» Required task
Pull out every line of the records that contains the string "knight", matching case exactly.

» Supplied data
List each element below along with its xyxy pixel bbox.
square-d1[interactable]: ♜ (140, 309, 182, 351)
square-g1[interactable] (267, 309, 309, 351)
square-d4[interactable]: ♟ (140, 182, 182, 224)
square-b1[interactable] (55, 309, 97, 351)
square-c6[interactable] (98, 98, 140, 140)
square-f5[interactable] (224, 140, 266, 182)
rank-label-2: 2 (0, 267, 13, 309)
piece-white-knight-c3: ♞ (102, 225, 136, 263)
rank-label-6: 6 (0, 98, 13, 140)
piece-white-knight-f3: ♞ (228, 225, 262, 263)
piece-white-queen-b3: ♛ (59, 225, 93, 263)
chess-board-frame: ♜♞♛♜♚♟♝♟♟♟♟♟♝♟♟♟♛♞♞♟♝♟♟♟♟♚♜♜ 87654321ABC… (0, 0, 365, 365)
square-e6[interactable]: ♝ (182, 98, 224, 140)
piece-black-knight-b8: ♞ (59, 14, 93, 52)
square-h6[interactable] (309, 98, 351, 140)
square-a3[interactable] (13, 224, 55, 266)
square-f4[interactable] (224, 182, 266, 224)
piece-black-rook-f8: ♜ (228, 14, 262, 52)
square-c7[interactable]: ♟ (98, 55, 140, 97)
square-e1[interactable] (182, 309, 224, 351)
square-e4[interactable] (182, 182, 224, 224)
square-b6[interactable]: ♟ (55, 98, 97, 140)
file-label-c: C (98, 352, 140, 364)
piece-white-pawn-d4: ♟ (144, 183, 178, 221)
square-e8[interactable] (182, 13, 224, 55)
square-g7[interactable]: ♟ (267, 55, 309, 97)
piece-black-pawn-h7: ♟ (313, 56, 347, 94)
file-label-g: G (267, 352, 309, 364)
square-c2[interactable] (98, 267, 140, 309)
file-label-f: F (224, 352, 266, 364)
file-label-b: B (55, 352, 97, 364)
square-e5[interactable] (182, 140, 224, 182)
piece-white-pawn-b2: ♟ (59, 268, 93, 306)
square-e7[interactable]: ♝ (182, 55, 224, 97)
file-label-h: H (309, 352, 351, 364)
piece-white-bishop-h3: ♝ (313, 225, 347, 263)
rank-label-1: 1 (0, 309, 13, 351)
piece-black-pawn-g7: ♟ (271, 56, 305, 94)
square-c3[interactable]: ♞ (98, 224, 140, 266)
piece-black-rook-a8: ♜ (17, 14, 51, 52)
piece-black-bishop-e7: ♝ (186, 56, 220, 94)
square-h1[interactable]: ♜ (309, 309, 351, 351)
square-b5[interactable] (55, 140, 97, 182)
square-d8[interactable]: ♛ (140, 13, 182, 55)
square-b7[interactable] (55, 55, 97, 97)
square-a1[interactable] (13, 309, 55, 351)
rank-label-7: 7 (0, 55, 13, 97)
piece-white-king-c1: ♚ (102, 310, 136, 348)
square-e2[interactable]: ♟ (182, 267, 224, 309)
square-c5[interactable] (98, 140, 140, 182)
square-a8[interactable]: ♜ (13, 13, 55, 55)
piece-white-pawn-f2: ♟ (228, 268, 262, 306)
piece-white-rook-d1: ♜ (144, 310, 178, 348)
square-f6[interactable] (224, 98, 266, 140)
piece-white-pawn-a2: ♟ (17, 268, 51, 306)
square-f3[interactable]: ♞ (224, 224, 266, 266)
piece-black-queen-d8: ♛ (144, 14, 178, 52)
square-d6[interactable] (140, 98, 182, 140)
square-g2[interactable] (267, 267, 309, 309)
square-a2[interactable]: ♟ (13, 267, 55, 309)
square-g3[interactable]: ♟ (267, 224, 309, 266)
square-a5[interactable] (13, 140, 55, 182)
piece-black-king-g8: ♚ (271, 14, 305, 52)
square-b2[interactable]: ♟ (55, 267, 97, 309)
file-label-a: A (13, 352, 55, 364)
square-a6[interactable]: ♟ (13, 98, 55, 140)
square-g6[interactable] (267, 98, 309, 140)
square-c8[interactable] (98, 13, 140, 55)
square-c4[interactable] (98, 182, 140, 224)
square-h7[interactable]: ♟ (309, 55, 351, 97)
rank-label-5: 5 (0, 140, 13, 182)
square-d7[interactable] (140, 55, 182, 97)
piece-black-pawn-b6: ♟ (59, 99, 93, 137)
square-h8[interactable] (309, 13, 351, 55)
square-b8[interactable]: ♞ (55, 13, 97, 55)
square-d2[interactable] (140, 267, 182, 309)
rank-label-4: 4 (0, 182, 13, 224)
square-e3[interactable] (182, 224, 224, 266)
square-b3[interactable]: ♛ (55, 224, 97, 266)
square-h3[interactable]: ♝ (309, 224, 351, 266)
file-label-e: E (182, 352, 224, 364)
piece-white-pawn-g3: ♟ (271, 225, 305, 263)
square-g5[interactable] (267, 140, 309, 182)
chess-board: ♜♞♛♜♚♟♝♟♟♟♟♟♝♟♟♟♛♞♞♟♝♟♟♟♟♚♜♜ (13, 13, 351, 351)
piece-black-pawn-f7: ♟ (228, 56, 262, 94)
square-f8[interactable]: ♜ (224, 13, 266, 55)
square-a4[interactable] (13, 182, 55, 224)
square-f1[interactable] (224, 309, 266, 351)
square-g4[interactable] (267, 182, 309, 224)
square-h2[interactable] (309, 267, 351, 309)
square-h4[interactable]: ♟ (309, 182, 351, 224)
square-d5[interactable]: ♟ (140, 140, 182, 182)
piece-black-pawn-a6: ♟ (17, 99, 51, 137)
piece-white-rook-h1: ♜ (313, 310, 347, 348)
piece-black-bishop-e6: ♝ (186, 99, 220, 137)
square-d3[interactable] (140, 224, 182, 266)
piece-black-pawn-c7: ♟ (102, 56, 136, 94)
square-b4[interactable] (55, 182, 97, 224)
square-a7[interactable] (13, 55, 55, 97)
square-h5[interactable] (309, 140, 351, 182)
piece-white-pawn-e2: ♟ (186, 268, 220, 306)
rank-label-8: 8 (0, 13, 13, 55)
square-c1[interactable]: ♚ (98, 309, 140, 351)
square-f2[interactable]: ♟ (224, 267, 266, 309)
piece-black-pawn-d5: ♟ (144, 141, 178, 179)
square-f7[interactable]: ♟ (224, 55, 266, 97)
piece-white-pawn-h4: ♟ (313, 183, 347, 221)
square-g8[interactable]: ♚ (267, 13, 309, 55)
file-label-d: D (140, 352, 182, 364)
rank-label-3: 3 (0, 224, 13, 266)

* * *

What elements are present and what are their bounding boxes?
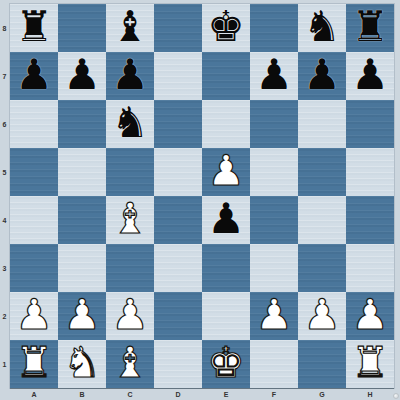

» The solution
piece-white-knight-c3: ♞ (102, 225, 136, 263)
piece-white-knight-f3: ♞ (228, 225, 262, 263)
piece-black-knight-b8: ♞ (59, 14, 93, 52)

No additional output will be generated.